= LIST OF TASKS =
• 1. In the review of the FX series "Over There," how far away is the general whose orders the besieging squad suffers from?
• 2. Continue the review of the FX series "Over There" from its last sentence.

= EXCERPT TO READ =
╭──
"Peace at any price" purveyors are going gaga over the new FX Channel series "depicting" the Iraq war, "Over There," produced by Steven Bochco of Hill Street Blues fame. "Wow! Anybody else watch Over There last night?" gushed a writer for the heavily-read antiwar blogsite, Daily Kos. "Within a few minutes . . . it was obvious that Iraq was Vietnam all over again."
"We're not evil, just misunderstood!"
How a fictional show shot in La La Land could make anything about Iraq policy "obvious" is hard to fathom. But the series does tout its realism, as have some reviewers who've never gotten closer to Iraq than filling their gas tanks. Further, Bochco claims it's politically neutral. Unfortunately, "Over There" puts reality in a body bag and is as unbiased as if scripted by a guy named Allen Qaeda.
If "Over There" has a true military advisor, he deserves the firing squad. In the first episode a squad is pinned down while besieging a terrorist-filled mosque. The unit remains for about 36 hours with no air support, because "Air is dedicated to another area." Never mind that planes or choppers are always available within minutes. They request artillery, again to no avail. There's no armor.
In order to include women, two females from a transportation unit just happen to join the siege. In fact, they just happen to tag along for the rest of the series! Reality is sacrificed to the God of Diversity. Why didn't Bochco also include a Klingon?
Towards the end of the show a troop transport pulls off to the side of the road, an idiot thing to do since that's where improvised explosive devices are almost always buried. Naturally they roll over a powerful IED, even though the bombers have kindly marked it with little white flags. A horribly wounded soldier is then evacuated in a type of chopper not used in Iraq.
Clearly this is a military that can't even tie its bootlaces and in the immortal words of Pogo: We have met the enemy and he is us.
The terrorists are downright chummy compared to U.S. commanders. The besieging squad repeatedly suffers because of the idiotic orders of a general 75 miles away. Another off-site officer orders the troops to move forward from a relatively safe ridgeline to a completely open area. In another scene, a GI declares he'd rather risk being blown to bits than tell a sergeant he's wrong.
╰──
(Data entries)
╭──
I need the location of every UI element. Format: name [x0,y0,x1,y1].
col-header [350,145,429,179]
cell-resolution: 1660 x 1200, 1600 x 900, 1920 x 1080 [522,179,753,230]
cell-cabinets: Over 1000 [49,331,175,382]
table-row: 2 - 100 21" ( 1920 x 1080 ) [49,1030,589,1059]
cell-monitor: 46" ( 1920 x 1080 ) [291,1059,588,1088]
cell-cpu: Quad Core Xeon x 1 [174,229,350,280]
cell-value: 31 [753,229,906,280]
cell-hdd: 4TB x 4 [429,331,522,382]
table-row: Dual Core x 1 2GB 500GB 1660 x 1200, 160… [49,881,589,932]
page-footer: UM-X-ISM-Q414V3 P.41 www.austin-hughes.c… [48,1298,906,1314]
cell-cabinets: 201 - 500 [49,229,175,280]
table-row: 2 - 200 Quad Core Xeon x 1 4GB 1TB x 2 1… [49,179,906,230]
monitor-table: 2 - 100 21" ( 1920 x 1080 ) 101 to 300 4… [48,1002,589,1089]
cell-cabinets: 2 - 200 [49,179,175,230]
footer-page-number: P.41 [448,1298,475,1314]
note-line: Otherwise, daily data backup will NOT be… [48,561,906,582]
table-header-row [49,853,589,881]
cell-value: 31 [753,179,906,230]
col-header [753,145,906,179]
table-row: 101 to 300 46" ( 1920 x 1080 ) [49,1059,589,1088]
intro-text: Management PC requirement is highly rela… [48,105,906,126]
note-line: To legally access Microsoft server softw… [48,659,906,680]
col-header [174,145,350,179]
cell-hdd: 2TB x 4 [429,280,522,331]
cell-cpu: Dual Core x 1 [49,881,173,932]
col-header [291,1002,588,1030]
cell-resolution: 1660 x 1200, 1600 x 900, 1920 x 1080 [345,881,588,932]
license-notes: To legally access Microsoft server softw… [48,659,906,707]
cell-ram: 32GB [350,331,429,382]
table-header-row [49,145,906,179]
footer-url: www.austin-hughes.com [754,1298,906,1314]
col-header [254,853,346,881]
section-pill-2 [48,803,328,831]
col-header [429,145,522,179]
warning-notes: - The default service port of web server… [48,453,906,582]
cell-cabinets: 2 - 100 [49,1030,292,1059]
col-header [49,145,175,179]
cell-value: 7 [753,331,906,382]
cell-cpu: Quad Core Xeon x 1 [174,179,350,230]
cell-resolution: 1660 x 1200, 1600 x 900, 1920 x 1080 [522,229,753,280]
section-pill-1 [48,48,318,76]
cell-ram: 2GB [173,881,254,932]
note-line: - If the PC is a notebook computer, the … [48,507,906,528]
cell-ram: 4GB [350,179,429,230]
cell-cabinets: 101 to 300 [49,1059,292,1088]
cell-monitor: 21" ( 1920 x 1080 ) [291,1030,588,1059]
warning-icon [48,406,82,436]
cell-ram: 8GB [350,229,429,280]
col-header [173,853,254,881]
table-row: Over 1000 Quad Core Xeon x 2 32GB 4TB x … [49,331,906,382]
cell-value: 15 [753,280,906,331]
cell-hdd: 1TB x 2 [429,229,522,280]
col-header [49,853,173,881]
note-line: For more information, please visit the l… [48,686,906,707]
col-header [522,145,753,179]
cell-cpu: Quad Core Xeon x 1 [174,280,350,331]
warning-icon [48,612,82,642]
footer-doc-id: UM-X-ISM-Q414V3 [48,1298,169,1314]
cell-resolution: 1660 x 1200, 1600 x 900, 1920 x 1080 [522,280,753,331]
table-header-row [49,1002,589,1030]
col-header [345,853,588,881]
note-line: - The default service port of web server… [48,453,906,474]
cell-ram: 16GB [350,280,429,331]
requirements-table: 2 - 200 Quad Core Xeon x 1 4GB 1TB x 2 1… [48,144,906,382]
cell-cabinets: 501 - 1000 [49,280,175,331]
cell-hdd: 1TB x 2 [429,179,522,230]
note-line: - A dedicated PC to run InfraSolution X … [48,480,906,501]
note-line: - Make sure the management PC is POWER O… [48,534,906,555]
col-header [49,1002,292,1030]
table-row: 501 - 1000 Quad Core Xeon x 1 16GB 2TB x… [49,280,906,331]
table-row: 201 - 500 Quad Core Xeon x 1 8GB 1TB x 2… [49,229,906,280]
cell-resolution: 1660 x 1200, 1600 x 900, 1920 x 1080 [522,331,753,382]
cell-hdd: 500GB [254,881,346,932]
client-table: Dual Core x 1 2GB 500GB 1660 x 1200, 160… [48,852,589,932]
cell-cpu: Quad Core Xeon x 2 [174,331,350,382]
╰──
= RESULTS IN ORDER =
• 1. 75 miles

• 2.
Particularly appalling to me was a slam against Explosive Ordnance Disposal (EOD). It simply fails to show up to disarm a vehicle packed with enough explosives to blow up Rhode Island. I was embedded with the EOD unit of the 8th Engineer Support Battalion at Camp Fallujah. They react to calls with the speed of firefighters (or Domino's pizza) and coolly and professionally carry out some of the most dangerous jobs of the war.
Explosives Ordnance Disposal, incredible professionals portrayed in "Over There" as total slackers. (Photo by Michael Fumento)
The GIs ARE depicted as both brave and dedicated, as they must be in order to be proper pawns. Conversely they're also hot-headed; they constantly bark at each other like obnoxious poodles and there's a knife fight by the second episode. Do the soldiers beat and torture prisoners? Do you have to ask?
Meanwhile the terrorists, who in reality favor "soft" civilian targets, are braver and tougher still. They make the Viet Cong look like pansies. One literally has his torso blown off and yet his legs incredibly keep marching forward. A metaphor, perhaps, for the invincibility of the terrorist Jihad?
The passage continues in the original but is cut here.